## Assigned task
Report each line from the entries in which "JSON" can be found.

***** Supplied data

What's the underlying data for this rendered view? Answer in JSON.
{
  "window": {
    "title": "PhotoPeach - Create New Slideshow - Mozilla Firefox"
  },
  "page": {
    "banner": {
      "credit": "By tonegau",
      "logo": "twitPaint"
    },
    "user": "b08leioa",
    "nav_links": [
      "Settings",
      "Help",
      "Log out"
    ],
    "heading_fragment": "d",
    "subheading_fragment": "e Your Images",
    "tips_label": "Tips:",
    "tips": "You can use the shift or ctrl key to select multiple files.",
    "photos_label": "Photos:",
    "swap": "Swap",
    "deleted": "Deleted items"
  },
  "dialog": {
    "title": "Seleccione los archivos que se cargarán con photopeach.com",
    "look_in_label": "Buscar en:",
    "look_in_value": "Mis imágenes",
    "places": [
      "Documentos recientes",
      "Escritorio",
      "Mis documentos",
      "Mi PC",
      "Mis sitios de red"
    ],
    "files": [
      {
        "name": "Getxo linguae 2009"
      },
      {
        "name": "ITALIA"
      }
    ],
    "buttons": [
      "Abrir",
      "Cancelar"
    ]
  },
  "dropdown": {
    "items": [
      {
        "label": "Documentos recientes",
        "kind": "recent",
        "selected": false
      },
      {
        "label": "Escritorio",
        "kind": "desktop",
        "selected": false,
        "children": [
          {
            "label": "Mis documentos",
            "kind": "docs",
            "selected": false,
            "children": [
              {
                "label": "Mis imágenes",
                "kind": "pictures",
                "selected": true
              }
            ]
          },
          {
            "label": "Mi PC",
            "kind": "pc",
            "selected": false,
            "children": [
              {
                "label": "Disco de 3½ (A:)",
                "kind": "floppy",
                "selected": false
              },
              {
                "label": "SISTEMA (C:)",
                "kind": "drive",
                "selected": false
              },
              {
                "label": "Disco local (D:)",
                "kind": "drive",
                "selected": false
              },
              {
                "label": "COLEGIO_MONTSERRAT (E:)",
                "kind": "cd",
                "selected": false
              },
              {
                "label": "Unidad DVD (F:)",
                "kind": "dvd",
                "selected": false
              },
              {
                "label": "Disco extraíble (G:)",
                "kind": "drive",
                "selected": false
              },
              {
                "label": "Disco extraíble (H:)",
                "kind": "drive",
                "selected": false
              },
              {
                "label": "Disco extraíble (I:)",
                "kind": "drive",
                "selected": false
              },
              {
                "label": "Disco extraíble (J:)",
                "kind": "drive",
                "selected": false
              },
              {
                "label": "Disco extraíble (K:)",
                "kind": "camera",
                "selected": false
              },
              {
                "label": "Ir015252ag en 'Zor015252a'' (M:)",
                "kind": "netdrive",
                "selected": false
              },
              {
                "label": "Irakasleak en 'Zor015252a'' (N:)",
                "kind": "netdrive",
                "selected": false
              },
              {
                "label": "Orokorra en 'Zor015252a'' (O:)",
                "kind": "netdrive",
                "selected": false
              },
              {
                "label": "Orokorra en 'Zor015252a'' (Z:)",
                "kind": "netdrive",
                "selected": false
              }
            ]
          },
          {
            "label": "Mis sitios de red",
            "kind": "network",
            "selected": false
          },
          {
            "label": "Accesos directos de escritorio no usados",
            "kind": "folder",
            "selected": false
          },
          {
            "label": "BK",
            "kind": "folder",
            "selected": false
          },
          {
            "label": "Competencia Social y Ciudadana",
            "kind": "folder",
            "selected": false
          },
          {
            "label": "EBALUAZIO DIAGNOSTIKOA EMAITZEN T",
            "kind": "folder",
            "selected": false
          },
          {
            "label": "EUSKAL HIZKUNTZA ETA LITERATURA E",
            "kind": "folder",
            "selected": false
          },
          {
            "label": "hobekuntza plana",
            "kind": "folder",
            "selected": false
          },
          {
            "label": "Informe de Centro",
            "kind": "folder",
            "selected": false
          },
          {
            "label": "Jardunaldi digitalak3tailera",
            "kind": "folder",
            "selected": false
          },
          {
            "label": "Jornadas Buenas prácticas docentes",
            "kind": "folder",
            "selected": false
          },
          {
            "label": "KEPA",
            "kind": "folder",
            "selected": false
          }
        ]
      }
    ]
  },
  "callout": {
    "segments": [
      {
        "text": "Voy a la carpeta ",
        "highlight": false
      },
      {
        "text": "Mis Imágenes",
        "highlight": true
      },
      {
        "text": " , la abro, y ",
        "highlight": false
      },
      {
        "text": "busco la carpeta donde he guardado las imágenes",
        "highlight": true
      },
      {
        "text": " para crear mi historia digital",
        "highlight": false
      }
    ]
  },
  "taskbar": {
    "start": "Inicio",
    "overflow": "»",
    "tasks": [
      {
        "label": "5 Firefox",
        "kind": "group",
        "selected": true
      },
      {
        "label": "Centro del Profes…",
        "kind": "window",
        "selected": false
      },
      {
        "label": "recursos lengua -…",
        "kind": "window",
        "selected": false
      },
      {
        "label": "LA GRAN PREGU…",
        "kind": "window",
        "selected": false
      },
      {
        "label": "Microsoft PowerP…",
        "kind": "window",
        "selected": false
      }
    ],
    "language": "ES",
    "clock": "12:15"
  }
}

**********
***** Supplied data

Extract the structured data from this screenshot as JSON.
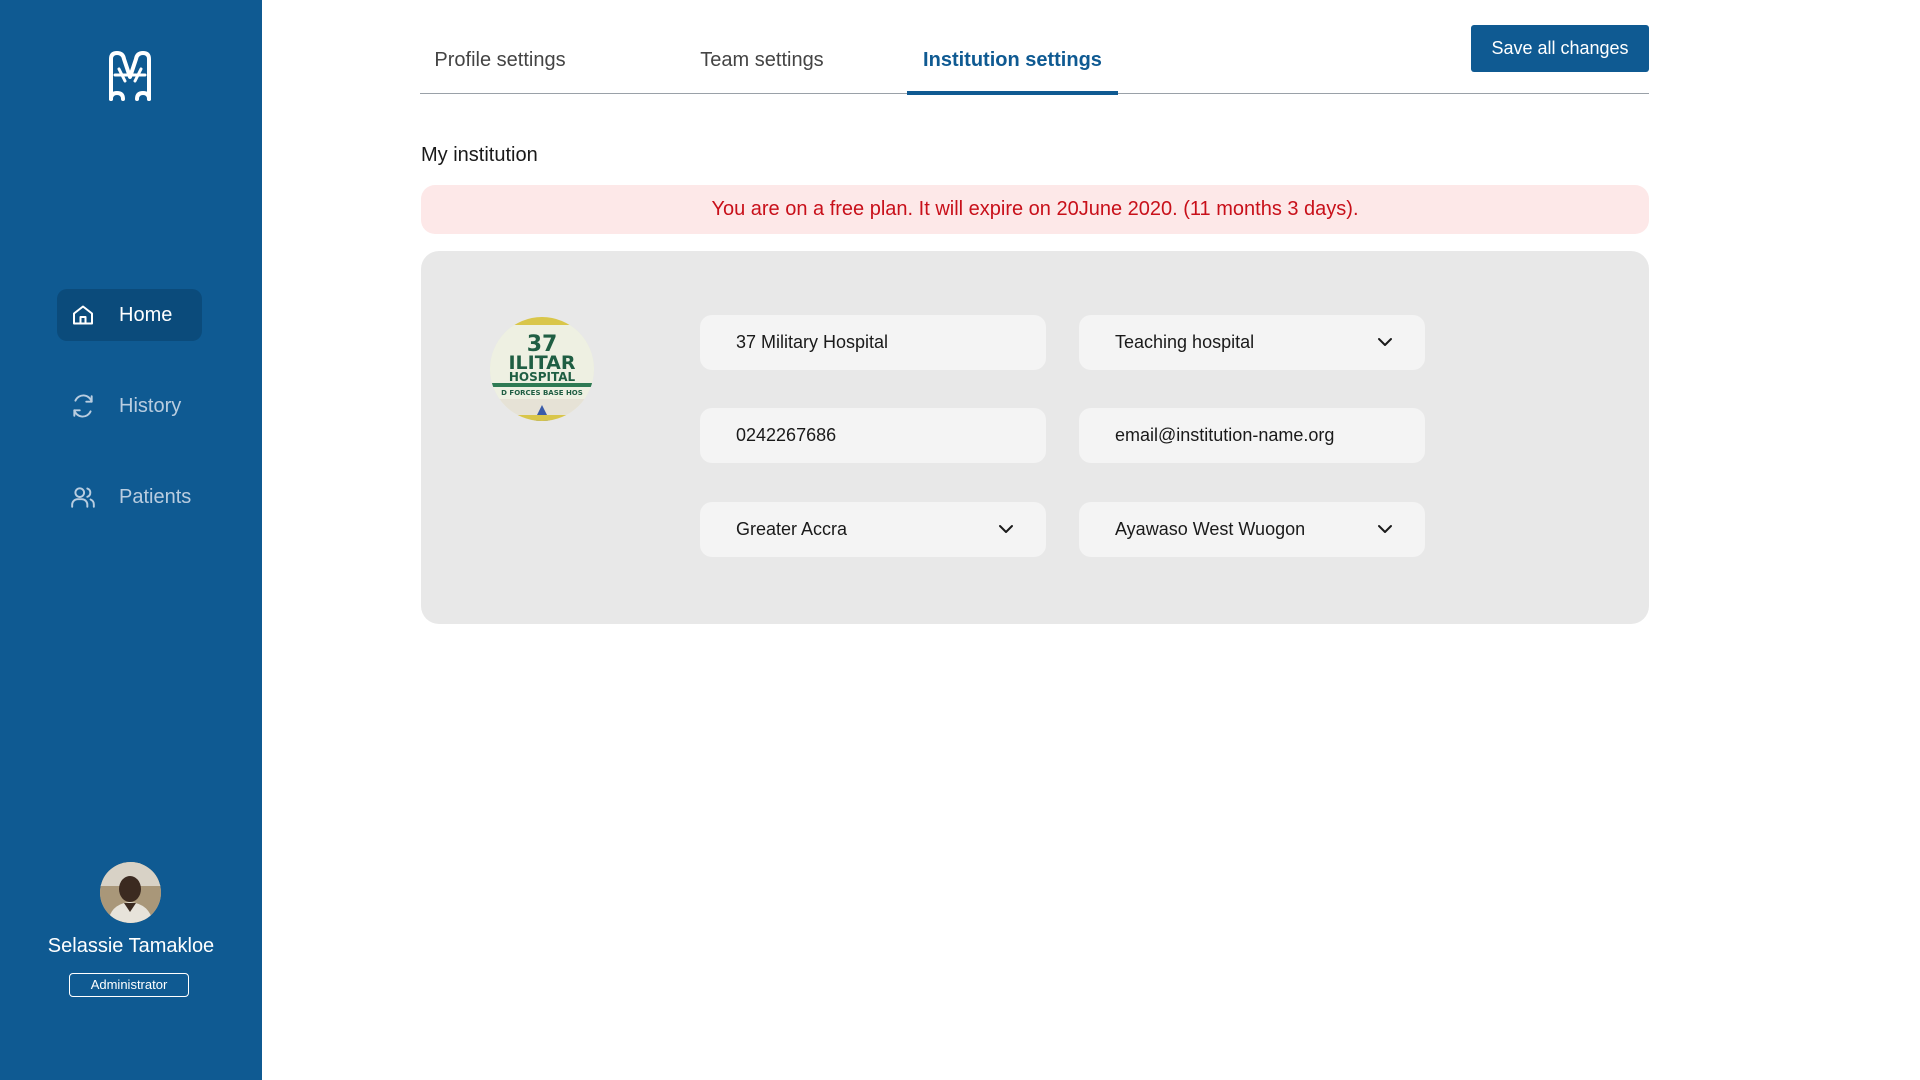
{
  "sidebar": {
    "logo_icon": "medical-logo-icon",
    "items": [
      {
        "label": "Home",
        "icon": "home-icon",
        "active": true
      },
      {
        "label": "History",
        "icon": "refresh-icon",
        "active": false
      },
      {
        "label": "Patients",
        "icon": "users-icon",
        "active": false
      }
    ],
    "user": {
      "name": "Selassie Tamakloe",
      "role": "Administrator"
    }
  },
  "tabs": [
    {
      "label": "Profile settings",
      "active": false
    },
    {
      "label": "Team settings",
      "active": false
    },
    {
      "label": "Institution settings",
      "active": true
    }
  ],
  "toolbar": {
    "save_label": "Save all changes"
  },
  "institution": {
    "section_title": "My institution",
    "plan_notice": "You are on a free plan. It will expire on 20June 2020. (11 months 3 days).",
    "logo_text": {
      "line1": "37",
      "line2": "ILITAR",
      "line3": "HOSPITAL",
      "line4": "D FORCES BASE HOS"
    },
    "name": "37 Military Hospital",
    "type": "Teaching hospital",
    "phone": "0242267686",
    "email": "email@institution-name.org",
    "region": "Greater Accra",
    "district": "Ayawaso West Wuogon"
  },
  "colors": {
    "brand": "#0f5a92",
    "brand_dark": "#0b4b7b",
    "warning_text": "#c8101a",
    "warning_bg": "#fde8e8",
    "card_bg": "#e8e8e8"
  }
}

**********

## Output
What's the underlying data for this rendered view? Answer in JSON.
Extract the structured data from this screenshot as JSON.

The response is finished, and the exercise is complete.